EXERCISE BRIEF –
Your task is to repeat the listing exactly.
-=-=-
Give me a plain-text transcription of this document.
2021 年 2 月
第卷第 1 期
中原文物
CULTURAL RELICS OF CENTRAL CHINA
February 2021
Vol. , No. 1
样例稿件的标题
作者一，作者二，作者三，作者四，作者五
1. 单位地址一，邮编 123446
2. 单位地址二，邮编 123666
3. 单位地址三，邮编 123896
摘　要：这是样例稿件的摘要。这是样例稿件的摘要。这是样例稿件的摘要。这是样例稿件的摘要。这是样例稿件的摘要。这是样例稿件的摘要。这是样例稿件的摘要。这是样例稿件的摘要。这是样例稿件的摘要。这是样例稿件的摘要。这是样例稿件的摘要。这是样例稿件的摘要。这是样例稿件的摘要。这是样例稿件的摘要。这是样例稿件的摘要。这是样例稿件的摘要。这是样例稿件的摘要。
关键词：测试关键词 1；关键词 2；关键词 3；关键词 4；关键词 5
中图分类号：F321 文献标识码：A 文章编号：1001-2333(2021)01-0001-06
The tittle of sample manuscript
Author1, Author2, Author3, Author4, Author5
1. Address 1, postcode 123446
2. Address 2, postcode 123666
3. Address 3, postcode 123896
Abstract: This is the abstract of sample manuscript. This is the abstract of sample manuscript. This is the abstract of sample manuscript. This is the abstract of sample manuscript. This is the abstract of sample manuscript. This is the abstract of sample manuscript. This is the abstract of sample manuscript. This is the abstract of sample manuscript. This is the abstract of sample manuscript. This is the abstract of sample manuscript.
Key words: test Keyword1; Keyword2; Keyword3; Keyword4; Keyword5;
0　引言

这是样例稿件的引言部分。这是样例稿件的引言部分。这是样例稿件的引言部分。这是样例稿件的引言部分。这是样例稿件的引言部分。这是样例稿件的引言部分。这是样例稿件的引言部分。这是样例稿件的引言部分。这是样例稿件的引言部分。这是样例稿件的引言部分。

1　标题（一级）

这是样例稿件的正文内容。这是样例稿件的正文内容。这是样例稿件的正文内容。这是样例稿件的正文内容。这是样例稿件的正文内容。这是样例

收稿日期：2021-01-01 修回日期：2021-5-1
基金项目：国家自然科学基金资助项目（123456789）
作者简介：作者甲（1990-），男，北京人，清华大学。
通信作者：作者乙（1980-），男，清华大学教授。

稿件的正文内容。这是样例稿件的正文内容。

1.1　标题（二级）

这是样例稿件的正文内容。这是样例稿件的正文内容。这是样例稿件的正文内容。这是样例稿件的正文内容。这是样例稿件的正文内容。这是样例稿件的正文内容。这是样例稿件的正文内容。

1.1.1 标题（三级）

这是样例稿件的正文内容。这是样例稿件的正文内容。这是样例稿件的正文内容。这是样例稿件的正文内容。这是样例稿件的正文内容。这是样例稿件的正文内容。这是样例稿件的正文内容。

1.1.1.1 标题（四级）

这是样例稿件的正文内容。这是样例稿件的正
-=-=-
PROBLEM SOLUTION –
Give me a plain-text transcription of this document.
2021 年 2 月
第卷第 1 期
中原文物
CULTURAL RELICS OF CENTRAL CHINA
February 2021
Vol. , No. 1
样例稿件的标题
作者一，作者二，作者三，作者四，作者五
1. 单位地址一，邮编 123446
2. 单位地址二，邮编 123666
3. 单位地址三，邮编 123896
摘　要：这是样例稿件的摘要。这是样例稿件的摘要。这是样例稿件的摘要。这是样例稿件的摘要。这是样例稿件的摘要。这是样例稿件的摘要。这是样例稿件的摘要。这是样例稿件的摘要。这是样例稿件的摘要。这是样例稿件的摘要。这是样例稿件的摘要。这是样例稿件的摘要。这是样例稿件的摘要。这是样例稿件的摘要。这是样例稿件的摘要。这是样例稿件的摘要。这是样例稿件的摘要。
关键词：测试关键词 1；关键词 2；关键词 3；关键词 4；关键词 5
中图分类号：F321 文献标识码：A 文章编号：1001-2333(2021)01-0001-06
The tittle of sample manuscript
Author1, Author2, Author3, Author4, Author5
1. Address 1, postcode 123446
2. Address 2, postcode 123666
3. Address 3, postcode 123896
Abstract: This is the abstract of sample manuscript. This is the abstract of sample manuscript. This is the abstract of sample manuscript. This is the abstract of sample manuscript. This is the abstract of sample manuscript. This is the abstract of sample manuscript. This is the abstract of sample manuscript. This is the abstract of sample manuscript. This is the abstract of sample manuscript. This is the abstract of sample manuscript.
Key words: test Keyword1; Keyword2; Keyword3; Keyword4; Keyword5;
0　引言

这是样例稿件的引言部分。这是样例稿件的引言部分。这是样例稿件的引言部分。这是样例稿件的引言部分。这是样例稿件的引言部分。这是样例稿件的引言部分。这是样例稿件的引言部分。这是样例稿件的引言部分。这是样例稿件的引言部分。这是样例稿件的引言部分。

1　标题（一级）

这是样例稿件的正文内容。这是样例稿件的正文内容。这是样例稿件的正文内容。这是样例稿件的正文内容。这是样例稿件的正文内容。这是样例

收稿日期：2021-01-01 修回日期：2021-5-1
基金项目：国家自然科学基金资助项目（123456789）
作者简介：作者甲（1990-），男，北京人，清华大学。
通信作者：作者乙（1980-），男，清华大学教授。

稿件的正文内容。这是样例稿件的正文内容。

1.1　标题（二级）

这是样例稿件的正文内容。这是样例稿件的正文内容。这是样例稿件的正文内容。这是样例稿件的正文内容。这是样例稿件的正文内容。这是样例稿件的正文内容。这是样例稿件的正文内容。

1.1.1 标题（三级）

这是样例稿件的正文内容。这是样例稿件的正文内容。这是样例稿件的正文内容。这是样例稿件的正文内容。这是样例稿件的正文内容。这是样例稿件的正文内容。这是样例稿件的正文内容。

1.1.1.1 标题（四级）

这是样例稿件的正文内容。这是样例稿件的正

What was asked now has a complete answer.